Set exercise:
Identify the lines that contain the string "South" and copy all of them.

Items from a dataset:
- - - -
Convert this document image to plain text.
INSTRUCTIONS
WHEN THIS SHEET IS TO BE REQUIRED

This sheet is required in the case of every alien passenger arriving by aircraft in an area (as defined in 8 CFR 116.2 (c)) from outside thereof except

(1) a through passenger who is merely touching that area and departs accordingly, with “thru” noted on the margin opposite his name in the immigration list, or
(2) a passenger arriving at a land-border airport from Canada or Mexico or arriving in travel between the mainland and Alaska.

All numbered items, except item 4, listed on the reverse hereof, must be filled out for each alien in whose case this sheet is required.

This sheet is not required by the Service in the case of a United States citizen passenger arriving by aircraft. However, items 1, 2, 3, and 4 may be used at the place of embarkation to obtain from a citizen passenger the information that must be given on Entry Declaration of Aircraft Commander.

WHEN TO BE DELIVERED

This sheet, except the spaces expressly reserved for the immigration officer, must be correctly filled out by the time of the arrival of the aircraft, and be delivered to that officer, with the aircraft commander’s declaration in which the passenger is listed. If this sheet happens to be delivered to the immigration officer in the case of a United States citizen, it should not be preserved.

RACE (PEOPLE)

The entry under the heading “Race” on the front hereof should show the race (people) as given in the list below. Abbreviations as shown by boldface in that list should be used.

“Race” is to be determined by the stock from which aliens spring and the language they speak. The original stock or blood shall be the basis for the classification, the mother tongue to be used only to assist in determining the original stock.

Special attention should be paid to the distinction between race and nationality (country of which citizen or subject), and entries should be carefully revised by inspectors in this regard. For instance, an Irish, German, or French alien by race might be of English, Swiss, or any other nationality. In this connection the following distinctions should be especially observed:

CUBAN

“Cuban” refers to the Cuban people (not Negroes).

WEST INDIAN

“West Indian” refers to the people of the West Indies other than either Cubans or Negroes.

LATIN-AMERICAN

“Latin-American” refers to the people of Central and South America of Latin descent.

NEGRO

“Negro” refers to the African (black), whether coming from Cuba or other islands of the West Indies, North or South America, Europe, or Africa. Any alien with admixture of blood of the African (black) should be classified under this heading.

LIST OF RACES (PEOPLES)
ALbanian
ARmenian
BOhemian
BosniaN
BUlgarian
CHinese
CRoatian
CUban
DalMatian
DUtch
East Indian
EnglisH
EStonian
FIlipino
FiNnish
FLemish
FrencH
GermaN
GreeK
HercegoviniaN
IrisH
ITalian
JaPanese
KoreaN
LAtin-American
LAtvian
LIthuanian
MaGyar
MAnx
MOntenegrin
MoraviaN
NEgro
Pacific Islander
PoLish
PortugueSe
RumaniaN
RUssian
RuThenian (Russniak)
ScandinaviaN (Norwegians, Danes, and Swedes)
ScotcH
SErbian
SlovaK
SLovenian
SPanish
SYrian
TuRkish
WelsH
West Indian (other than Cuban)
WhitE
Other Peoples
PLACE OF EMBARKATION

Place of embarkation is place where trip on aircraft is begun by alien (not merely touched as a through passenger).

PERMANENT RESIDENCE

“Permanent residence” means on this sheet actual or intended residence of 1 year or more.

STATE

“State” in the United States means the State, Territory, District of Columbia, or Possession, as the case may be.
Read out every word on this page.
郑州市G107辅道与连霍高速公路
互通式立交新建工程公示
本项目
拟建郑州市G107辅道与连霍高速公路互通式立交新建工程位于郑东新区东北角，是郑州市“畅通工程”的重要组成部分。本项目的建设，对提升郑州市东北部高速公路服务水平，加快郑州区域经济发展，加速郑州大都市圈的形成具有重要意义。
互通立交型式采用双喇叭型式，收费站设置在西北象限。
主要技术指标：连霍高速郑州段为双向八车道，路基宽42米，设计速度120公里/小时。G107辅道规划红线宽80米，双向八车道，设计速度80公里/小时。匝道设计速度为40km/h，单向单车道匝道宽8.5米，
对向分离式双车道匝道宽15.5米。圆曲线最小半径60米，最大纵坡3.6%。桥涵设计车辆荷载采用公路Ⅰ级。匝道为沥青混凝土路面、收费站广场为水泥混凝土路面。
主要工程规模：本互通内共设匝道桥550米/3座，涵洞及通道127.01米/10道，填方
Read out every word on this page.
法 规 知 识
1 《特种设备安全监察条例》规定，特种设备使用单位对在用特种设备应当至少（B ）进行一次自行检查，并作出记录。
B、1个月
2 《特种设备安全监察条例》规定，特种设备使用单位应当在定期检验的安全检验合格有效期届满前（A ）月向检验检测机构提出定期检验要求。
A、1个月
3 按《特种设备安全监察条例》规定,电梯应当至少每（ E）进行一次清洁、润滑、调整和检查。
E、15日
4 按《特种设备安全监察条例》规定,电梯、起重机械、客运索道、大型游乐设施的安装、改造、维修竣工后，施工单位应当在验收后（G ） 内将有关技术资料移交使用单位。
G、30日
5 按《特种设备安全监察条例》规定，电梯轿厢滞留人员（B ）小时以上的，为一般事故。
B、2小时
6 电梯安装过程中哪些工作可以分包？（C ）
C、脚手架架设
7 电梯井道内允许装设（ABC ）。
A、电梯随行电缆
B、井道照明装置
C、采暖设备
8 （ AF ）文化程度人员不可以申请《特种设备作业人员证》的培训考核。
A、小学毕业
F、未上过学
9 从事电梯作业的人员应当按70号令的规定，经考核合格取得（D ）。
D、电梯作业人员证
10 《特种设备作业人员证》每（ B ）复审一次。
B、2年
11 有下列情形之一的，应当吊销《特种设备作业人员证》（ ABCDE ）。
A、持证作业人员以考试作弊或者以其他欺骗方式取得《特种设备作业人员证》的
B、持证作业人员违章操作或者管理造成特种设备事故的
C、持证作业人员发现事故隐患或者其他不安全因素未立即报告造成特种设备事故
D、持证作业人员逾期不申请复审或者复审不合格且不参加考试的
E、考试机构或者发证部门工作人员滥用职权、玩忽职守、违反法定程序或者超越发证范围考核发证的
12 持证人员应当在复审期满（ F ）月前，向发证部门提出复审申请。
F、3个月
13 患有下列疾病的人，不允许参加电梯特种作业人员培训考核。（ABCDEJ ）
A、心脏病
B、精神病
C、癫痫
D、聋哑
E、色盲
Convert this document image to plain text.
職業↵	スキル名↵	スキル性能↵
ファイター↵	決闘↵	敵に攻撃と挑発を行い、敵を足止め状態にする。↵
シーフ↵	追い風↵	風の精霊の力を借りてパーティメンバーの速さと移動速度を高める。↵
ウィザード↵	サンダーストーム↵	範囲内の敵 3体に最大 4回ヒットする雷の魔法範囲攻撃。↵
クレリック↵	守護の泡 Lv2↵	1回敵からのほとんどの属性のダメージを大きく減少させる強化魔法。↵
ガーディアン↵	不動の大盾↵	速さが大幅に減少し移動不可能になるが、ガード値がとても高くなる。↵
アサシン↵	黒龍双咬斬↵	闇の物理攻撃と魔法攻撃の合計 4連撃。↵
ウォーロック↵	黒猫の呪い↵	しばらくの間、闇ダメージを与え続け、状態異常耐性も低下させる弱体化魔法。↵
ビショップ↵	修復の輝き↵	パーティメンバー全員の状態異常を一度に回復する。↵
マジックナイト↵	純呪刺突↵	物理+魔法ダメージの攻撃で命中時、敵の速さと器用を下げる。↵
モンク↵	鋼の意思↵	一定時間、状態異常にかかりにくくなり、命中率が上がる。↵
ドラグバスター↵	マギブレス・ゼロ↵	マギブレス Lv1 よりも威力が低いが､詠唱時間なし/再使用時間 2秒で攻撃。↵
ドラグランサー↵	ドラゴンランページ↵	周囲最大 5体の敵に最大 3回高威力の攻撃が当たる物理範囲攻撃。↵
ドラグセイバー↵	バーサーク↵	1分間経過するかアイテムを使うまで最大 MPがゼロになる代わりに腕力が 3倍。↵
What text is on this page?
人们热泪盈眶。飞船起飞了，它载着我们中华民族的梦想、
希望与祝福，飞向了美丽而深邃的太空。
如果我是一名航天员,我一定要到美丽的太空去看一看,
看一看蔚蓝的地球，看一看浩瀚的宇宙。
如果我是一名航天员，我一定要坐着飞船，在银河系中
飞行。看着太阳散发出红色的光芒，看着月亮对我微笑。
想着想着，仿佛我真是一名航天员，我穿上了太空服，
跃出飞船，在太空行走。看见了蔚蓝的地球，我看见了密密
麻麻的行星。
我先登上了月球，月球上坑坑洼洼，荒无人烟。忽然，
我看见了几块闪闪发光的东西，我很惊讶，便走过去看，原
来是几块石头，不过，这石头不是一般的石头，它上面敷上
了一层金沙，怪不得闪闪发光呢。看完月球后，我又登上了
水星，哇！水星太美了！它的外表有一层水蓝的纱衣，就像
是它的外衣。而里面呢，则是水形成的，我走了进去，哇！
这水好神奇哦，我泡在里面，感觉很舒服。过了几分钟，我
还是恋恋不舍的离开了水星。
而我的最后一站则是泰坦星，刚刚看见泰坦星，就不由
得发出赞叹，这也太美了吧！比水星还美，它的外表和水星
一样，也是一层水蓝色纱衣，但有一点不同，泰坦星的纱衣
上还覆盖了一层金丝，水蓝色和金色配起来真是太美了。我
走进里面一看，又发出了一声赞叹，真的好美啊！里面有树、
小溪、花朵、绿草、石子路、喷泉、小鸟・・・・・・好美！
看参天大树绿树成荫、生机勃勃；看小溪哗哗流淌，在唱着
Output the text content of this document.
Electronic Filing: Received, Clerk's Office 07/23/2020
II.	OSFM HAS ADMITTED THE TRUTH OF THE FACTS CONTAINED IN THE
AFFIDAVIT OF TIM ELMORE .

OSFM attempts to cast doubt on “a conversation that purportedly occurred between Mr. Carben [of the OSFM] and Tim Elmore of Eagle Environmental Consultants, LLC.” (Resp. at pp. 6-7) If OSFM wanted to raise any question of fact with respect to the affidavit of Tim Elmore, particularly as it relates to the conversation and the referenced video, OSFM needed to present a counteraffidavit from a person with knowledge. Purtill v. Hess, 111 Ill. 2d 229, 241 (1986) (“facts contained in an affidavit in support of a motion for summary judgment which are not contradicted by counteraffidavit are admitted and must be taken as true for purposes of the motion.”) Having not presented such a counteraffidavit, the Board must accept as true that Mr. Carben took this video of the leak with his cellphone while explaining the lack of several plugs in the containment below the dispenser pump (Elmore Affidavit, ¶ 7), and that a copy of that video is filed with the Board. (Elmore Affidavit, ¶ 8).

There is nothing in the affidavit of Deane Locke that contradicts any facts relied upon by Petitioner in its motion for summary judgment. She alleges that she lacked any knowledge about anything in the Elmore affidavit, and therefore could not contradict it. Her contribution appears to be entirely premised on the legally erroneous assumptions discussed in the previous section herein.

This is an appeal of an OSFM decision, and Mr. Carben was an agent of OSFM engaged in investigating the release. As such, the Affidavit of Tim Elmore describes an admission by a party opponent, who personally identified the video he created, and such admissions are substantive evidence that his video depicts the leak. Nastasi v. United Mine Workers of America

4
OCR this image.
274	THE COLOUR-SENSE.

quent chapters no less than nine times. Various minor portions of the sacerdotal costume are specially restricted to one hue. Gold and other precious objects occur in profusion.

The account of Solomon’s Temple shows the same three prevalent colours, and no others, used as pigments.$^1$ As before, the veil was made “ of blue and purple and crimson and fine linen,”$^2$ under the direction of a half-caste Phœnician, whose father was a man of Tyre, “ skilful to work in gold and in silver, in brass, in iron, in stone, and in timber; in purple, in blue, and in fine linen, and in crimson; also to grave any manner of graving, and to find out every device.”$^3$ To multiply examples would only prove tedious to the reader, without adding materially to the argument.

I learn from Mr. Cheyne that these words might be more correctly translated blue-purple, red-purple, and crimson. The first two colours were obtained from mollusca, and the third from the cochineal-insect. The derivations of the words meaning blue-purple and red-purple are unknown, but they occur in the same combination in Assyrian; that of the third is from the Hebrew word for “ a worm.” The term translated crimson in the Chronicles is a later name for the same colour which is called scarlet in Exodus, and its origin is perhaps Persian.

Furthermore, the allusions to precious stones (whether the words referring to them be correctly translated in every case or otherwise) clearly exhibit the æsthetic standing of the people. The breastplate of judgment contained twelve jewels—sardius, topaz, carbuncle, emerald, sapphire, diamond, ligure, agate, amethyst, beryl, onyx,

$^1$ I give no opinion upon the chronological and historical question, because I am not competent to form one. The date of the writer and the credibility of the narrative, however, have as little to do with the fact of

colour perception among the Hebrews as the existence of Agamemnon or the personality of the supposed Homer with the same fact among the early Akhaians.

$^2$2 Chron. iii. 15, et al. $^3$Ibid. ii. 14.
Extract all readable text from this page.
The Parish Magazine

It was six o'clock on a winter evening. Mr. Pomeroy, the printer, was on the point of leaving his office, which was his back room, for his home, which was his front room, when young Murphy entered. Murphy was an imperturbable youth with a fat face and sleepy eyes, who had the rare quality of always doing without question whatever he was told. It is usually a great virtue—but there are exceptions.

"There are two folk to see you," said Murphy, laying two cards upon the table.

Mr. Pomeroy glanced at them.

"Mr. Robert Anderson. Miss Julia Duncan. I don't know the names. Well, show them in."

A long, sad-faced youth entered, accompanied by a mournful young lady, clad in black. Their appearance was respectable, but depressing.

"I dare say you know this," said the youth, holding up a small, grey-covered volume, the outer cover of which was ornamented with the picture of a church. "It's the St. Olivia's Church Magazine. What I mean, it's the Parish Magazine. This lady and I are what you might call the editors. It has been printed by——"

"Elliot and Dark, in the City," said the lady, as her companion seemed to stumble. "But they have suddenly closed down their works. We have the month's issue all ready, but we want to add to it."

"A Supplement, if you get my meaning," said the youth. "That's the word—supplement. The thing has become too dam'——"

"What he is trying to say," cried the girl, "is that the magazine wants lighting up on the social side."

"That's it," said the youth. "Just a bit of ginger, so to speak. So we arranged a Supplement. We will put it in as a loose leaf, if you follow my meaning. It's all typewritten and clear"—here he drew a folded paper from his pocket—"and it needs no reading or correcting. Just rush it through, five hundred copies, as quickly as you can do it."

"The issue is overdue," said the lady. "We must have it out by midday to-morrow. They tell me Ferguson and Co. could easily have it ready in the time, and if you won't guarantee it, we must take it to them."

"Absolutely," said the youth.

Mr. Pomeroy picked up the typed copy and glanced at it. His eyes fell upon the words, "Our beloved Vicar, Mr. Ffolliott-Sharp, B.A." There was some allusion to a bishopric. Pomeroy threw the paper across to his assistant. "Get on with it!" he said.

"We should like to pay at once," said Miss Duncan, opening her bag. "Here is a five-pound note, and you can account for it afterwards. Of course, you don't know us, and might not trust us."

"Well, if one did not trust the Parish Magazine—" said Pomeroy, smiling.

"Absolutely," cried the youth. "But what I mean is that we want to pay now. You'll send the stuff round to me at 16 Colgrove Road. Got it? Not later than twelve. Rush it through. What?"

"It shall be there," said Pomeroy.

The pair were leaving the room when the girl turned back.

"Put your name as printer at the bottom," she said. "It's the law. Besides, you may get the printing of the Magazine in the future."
- - - -
Exercise result:
“Latin-American” refers to the people of Central and South America of Latin descent.
“Negro” refers to the African (black), whether coming from Cuba or other islands of the West Indies, North or South America, Europe, or Africa. Any alien with admixture of blood of the African (black) should be classified under this heading.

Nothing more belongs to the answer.